What is asked:
Please give the listing again in its entirety, exactly as written.

********

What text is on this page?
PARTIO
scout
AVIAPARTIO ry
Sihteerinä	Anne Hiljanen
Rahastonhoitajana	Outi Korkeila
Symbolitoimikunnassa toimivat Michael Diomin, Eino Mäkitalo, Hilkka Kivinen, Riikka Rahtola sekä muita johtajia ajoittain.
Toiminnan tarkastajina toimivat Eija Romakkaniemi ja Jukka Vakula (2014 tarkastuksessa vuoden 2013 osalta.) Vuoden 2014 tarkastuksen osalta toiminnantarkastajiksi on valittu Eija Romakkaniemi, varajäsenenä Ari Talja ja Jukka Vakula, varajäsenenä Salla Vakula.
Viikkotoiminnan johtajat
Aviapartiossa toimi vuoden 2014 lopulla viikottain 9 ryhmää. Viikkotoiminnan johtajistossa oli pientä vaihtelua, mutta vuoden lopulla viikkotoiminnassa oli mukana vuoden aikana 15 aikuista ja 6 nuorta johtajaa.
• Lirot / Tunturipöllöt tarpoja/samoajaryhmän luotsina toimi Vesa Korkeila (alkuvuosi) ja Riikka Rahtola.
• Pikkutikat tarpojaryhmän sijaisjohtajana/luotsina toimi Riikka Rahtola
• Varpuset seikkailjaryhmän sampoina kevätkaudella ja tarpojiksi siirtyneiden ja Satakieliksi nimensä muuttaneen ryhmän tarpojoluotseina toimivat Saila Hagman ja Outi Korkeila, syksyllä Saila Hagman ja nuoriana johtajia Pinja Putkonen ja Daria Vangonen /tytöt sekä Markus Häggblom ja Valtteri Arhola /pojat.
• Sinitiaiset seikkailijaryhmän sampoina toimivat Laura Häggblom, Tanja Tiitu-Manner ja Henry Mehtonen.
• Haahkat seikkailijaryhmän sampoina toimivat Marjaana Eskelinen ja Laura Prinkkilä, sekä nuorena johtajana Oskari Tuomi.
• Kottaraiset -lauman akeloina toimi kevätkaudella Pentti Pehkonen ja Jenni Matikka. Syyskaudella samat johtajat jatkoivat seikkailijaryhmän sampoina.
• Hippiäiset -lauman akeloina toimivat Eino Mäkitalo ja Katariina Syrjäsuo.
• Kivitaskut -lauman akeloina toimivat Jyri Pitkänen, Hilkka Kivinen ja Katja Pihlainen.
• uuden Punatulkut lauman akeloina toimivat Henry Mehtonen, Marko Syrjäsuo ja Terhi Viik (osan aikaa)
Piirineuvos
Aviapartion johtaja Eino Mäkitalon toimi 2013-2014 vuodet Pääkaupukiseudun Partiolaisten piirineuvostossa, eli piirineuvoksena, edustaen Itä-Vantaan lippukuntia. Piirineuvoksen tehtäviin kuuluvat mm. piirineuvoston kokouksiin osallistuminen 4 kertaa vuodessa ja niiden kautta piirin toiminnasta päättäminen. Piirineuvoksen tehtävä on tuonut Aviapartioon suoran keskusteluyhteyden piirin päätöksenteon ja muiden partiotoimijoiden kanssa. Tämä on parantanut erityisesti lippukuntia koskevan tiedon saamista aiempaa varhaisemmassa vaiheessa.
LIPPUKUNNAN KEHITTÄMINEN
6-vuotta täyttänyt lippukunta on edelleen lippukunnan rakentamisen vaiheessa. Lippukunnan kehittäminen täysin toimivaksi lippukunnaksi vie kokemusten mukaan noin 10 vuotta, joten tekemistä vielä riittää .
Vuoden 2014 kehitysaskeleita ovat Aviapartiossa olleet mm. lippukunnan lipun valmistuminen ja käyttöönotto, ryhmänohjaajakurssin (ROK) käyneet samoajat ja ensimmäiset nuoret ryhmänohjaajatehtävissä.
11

********

Solution below:
What text is on this page?
PARTIO
scout
AVIAPARTIO ry
Sihteerinä	Anne Hiljanen
Rahastonhoitajana	Outi Korkeila
Symbolitoimikunnassa toimivat Michael Diomin, Eino Mäkitalo, Hilkka Kivinen, Riikka Rahtola sekä muita johtajia ajoittain.
Toiminnan tarkastajina toimivat Eija Romakkaniemi ja Jukka Vakula (2014 tarkastuksessa vuoden 2013 osalta.) Vuoden 2014 tarkastuksen osalta toiminnantarkastajiksi on valittu Eija Romakkaniemi, varajäsenenä Ari Talja ja Jukka Vakula, varajäsenenä Salla Vakula.
Viikkotoiminnan johtajat
Aviapartiossa toimi vuoden 2014 lopulla viikottain 9 ryhmää. Viikkotoiminnan johtajistossa oli pientä vaihtelua, mutta vuoden lopulla viikkotoiminnassa oli mukana vuoden aikana 15 aikuista ja 6 nuorta johtajaa.
• Lirot / Tunturipöllöt tarpoja/samoajaryhmän luotsina toimi Vesa Korkeila (alkuvuosi) ja Riikka Rahtola.
• Pikkutikat tarpojaryhmän sijaisjohtajana/luotsina toimi Riikka Rahtola
• Varpuset seikkailjaryhmän sampoina kevätkaudella ja tarpojiksi siirtyneiden ja Satakieliksi nimensä muuttaneen ryhmän tarpojoluotseina toimivat Saila Hagman ja Outi Korkeila, syksyllä Saila Hagman ja nuoriana johtajia Pinja Putkonen ja Daria Vangonen /tytöt sekä Markus Häggblom ja Valtteri Arhola /pojat.
• Sinitiaiset seikkailijaryhmän sampoina toimivat Laura Häggblom, Tanja Tiitu-Manner ja Henry Mehtonen.
• Haahkat seikkailijaryhmän sampoina toimivat Marjaana Eskelinen ja Laura Prinkkilä, sekä nuorena johtajana Oskari Tuomi.
• Kottaraiset -lauman akeloina toimi kevätkaudella Pentti Pehkonen ja Jenni Matikka. Syyskaudella samat johtajat jatkoivat seikkailijaryhmän sampoina.
• Hippiäiset -lauman akeloina toimivat Eino Mäkitalo ja Katariina Syrjäsuo.
• Kivitaskut -lauman akeloina toimivat Jyri Pitkänen, Hilkka Kivinen ja Katja Pihlainen.
• uuden Punatulkut lauman akeloina toimivat Henry Mehtonen, Marko Syrjäsuo ja Terhi Viik (osan aikaa)
Piirineuvos
Aviapartion johtaja Eino Mäkitalon toimi 2013-2014 vuodet Pääkaupukiseudun Partiolaisten piirineuvostossa, eli piirineuvoksena, edustaen Itä-Vantaan lippukuntia. Piirineuvoksen tehtäviin kuuluvat mm. piirineuvoston kokouksiin osallistuminen 4 kertaa vuodessa ja niiden kautta piirin toiminnasta päättäminen. Piirineuvoksen tehtävä on tuonut Aviapartioon suoran keskusteluyhteyden piirin päätöksenteon ja muiden partiotoimijoiden kanssa. Tämä on parantanut erityisesti lippukuntia koskevan tiedon saamista aiempaa varhaisemmassa vaiheessa.
LIPPUKUNNAN KEHITTÄMINEN
6-vuotta täyttänyt lippukunta on edelleen lippukunnan rakentamisen vaiheessa. Lippukunnan kehittäminen täysin toimivaksi lippukunnaksi vie kokemusten mukaan noin 10 vuotta, joten tekemistä vielä riittää .
Vuoden 2014 kehitysaskeleita ovat Aviapartiossa olleet mm. lippukunnan lipun valmistuminen ja käyttöönotto, ryhmänohjaajakurssin (ROK) käyneet samoajat ja ensimmäiset nuoret ryhmänohjaajatehtävissä.
11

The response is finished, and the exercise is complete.